Start

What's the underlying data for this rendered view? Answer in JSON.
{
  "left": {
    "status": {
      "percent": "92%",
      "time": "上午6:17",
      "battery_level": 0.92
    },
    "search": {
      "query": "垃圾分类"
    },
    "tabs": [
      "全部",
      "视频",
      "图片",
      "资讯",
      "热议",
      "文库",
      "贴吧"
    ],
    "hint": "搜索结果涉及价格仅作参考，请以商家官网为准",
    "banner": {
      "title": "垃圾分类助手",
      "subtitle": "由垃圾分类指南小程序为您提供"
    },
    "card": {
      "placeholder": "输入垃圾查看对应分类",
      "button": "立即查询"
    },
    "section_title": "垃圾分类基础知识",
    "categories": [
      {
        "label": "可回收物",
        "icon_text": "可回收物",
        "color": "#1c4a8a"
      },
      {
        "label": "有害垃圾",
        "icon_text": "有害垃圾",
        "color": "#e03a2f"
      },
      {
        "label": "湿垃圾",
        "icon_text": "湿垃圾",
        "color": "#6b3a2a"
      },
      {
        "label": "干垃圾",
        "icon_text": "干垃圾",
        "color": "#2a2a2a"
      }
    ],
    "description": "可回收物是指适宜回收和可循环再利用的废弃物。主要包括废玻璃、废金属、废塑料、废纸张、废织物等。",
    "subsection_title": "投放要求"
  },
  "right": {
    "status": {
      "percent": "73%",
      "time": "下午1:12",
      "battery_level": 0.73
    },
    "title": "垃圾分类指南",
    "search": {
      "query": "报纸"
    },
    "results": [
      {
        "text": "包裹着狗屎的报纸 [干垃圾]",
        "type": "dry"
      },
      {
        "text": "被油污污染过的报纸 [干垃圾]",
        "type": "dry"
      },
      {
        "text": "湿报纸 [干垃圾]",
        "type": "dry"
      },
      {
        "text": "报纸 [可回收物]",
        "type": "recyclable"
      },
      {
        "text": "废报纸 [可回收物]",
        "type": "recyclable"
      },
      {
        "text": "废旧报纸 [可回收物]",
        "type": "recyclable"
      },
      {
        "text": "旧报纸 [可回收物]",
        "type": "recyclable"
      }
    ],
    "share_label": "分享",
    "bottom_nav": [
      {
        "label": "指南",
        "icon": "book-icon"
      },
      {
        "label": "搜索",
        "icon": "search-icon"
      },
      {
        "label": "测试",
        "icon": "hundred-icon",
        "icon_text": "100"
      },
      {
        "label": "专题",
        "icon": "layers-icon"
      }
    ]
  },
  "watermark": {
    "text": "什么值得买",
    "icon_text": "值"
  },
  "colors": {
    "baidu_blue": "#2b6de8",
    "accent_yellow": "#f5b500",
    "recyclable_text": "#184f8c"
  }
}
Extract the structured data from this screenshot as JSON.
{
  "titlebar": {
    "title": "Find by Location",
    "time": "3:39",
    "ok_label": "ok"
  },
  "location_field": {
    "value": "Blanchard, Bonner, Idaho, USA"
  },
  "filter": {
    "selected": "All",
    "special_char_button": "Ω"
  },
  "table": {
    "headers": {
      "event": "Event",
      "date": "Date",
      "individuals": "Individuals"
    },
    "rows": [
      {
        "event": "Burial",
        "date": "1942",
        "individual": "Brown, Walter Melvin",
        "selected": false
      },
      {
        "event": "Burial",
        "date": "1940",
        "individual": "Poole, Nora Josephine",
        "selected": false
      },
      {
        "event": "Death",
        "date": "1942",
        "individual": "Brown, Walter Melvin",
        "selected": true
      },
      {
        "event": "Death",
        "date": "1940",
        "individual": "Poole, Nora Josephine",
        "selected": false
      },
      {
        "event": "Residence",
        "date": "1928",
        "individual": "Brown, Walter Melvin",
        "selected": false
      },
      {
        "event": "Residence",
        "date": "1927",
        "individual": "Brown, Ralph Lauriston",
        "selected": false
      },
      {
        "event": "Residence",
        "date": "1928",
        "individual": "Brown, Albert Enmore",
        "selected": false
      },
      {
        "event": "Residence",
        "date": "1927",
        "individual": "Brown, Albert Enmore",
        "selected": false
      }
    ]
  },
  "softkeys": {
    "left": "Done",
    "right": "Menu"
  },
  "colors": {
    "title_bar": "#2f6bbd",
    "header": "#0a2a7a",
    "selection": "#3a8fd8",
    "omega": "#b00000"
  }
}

End

_SHORT TASK_. Using the listing above, show every line that includes the string "JSON".

_REPLY TO THE EXERCISE_.
What's the underlying data for this rendered view? Answer in JSON.
Extract the structured data from this screenshot as JSON.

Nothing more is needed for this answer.